GIVEN PROBLEM: Read through the data and count the lines that contain the string "JSON"; give only the result.

MATERIAL SUPPLIED:
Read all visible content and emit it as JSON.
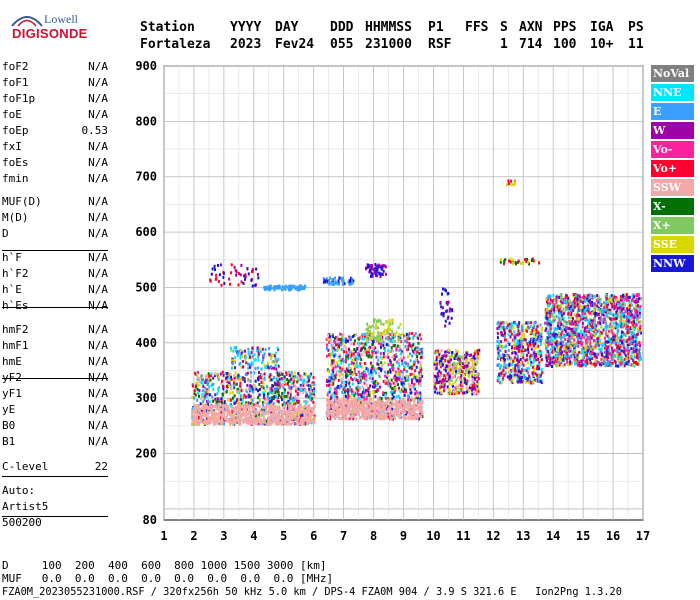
{
  "logo": {
    "top": "Lowell",
    "bottom": "DIGISONDE"
  },
  "header": {
    "labels": [
      "Station",
      "YYYY",
      "DAY",
      "DDD",
      "HHMMSS",
      "P1",
      "FFS",
      "S",
      "AXN",
      "PPS",
      "IGA",
      "PS"
    ],
    "values": [
      "Fortaleza",
      "2023",
      "Fev24",
      "055",
      "231000",
      "RSF",
      "",
      "1",
      "714",
      "100",
      "10+",
      "11"
    ]
  },
  "params": {
    "group1": [
      {
        "name": "foF2",
        "value": "N/A"
      },
      {
        "name": "foF1",
        "value": "N/A"
      },
      {
        "name": "foF1p",
        "value": "N/A"
      },
      {
        "name": "foE",
        "value": "N/A"
      },
      {
        "name": "foEp",
        "value": "0.53"
      },
      {
        "name": "fxI",
        "value": "N/A"
      },
      {
        "name": "foEs",
        "value": "N/A"
      },
      {
        "name": "fmin",
        "value": "N/A"
      }
    ],
    "group2": [
      {
        "name": "MUF(D)",
        "value": "N/A"
      },
      {
        "name": "M(D)",
        "value": "N/A"
      },
      {
        "name": "D",
        "value": "N/A"
      }
    ],
    "group3": [
      {
        "name": "h`F",
        "value": "N/A"
      },
      {
        "name": "h`F2",
        "value": "N/A"
      },
      {
        "name": "h`E",
        "value": "N/A"
      },
      {
        "name": "h`Es",
        "value": "N/A"
      }
    ],
    "group4": [
      {
        "name": "hmF2",
        "value": "N/A"
      },
      {
        "name": "hmF1",
        "value": "N/A"
      },
      {
        "name": "hmE",
        "value": "N/A"
      },
      {
        "name": "yF2",
        "value": "N/A"
      },
      {
        "name": "yF1",
        "value": "N/A"
      },
      {
        "name": "yE",
        "value": "N/A"
      },
      {
        "name": "B0",
        "value": "N/A"
      },
      {
        "name": "B1",
        "value": "N/A"
      }
    ],
    "clevel": {
      "name": "C-level",
      "value": "22"
    },
    "auto": [
      "Auto:",
      "Artist5",
      "500200"
    ]
  },
  "legend": [
    {
      "label": "NoVal",
      "color": "#808080"
    },
    {
      "label": "NNE",
      "color": "#00e5ff"
    },
    {
      "label": "E",
      "color": "#3aa0ff"
    },
    {
      "label": "W",
      "color": "#a000a8"
    },
    {
      "label": "Vo-",
      "color": "#ff20a0"
    },
    {
      "label": "Vo+",
      "color": "#ff0030"
    },
    {
      "label": "SSW",
      "color": "#f4a8a8"
    },
    {
      "label": "X-",
      "color": "#007000"
    },
    {
      "label": "X+",
      "color": "#80c860"
    },
    {
      "label": "SSE",
      "color": "#d8d800"
    },
    {
      "label": "NNW",
      "color": "#1818d8"
    }
  ],
  "footer": {
    "d_row": "D     100  200  400  600  800 1000 1500 3000 [km]",
    "muf_row": "MUF   0.0  0.0  0.0  0.0  0.0  0.0  0.0  0.0 [MHz]",
    "info": "FZA0M_2023055231000.RSF / 320fx256h 50 kHz 5.0 km / DPS-4 FZA0M 904 / 3.9 S 321.6 E   Ion2Png 1.3.20"
  },
  "chart_data": {
    "type": "scatter",
    "xlabel": "",
    "ylabel": "",
    "xlim": [
      1,
      17
    ],
    "ylim": [
      80,
      900
    ],
    "xticks": [
      1,
      2,
      3,
      4,
      5,
      6,
      7,
      8,
      9,
      10,
      11,
      12,
      13,
      14,
      15,
      16,
      17
    ],
    "yticks": [
      80,
      200,
      300,
      400,
      500,
      600,
      700,
      800,
      900
    ],
    "grid": true,
    "regions": [
      {
        "x": [
          1.9,
          6.0
        ],
        "y": [
          255,
          350
        ],
        "colors": [
          "SSW",
          "SSE",
          "E",
          "NNE",
          "NNW",
          "W",
          "Vo+",
          "X-"
        ],
        "density": 900
      },
      {
        "x": [
          1.9,
          6.0
        ],
        "y": [
          255,
          290
        ],
        "colors": [
          "SSW"
        ],
        "density": 600
      },
      {
        "x": [
          3.2,
          4.8
        ],
        "y": [
          355,
          395
        ],
        "colors": [
          "SSE",
          "E",
          "NNE",
          "W"
        ],
        "density": 120
      },
      {
        "x": [
          2.5,
          4.2
        ],
        "y": [
          505,
          545
        ],
        "colors": [
          "W",
          "Vo+",
          "NNW"
        ],
        "density": 50
      },
      {
        "x": [
          4.3,
          5.7
        ],
        "y": [
          498,
          506
        ],
        "colors": [
          "E"
        ],
        "density": 90
      },
      {
        "x": [
          6.4,
          9.6
        ],
        "y": [
          265,
          420
        ],
        "colors": [
          "SSE",
          "SSW",
          "NNW",
          "W",
          "Vo-",
          "Vo+",
          "E",
          "NNE",
          "X-"
        ],
        "density": 1100
      },
      {
        "x": [
          6.4,
          9.6
        ],
        "y": [
          265,
          300
        ],
        "colors": [
          "SSW"
        ],
        "density": 500
      },
      {
        "x": [
          7.7,
          8.9
        ],
        "y": [
          405,
          445
        ],
        "colors": [
          "SSE",
          "X+"
        ],
        "density": 80
      },
      {
        "x": [
          6.3,
          7.3
        ],
        "y": [
          508,
          520
        ],
        "colors": [
          "NNW",
          "E"
        ],
        "density": 50
      },
      {
        "x": [
          7.7,
          8.4
        ],
        "y": [
          522,
          545
        ],
        "colors": [
          "NNW",
          "W"
        ],
        "density": 60
      },
      {
        "x": [
          10.0,
          11.5
        ],
        "y": [
          310,
          390
        ],
        "colors": [
          "SSE",
          "SSW",
          "Vo+",
          "W",
          "NNW",
          "X+"
        ],
        "density": 400
      },
      {
        "x": [
          10.2,
          10.6
        ],
        "y": [
          430,
          500
        ],
        "colors": [
          "NNW",
          "W"
        ],
        "density": 30
      },
      {
        "x": [
          12.1,
          13.6
        ],
        "y": [
          330,
          440
        ],
        "colors": [
          "NNE",
          "E",
          "NNW",
          "W",
          "Vo+",
          "SSE"
        ],
        "density": 500
      },
      {
        "x": [
          12.2,
          13.5
        ],
        "y": [
          545,
          555
        ],
        "colors": [
          "X-",
          "SSE",
          "Vo+"
        ],
        "density": 30
      },
      {
        "x": [
          12.4,
          12.7
        ],
        "y": [
          688,
          696
        ],
        "colors": [
          "Vo+",
          "SSE"
        ],
        "density": 10
      },
      {
        "x": [
          13.7,
          16.9
        ],
        "y": [
          360,
          490
        ],
        "colors": [
          "W",
          "Vo-",
          "NNW",
          "NNE",
          "E",
          "SSE",
          "X+",
          "Vo+"
        ],
        "density": 1600
      }
    ]
  }
}
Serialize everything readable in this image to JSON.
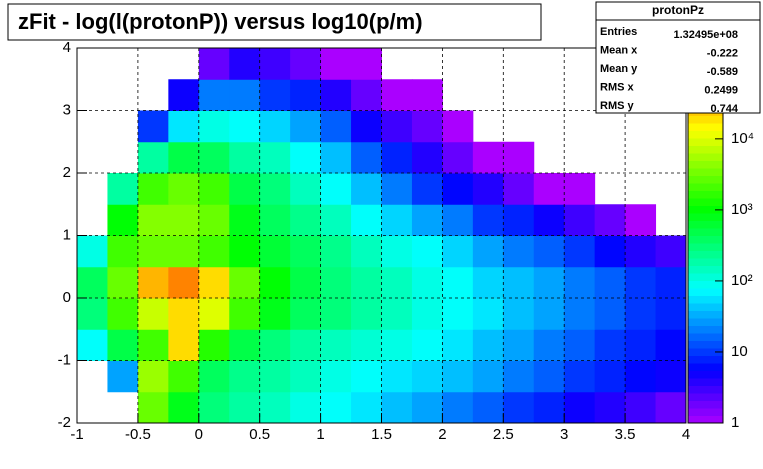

COMPLETE ANSWER: 2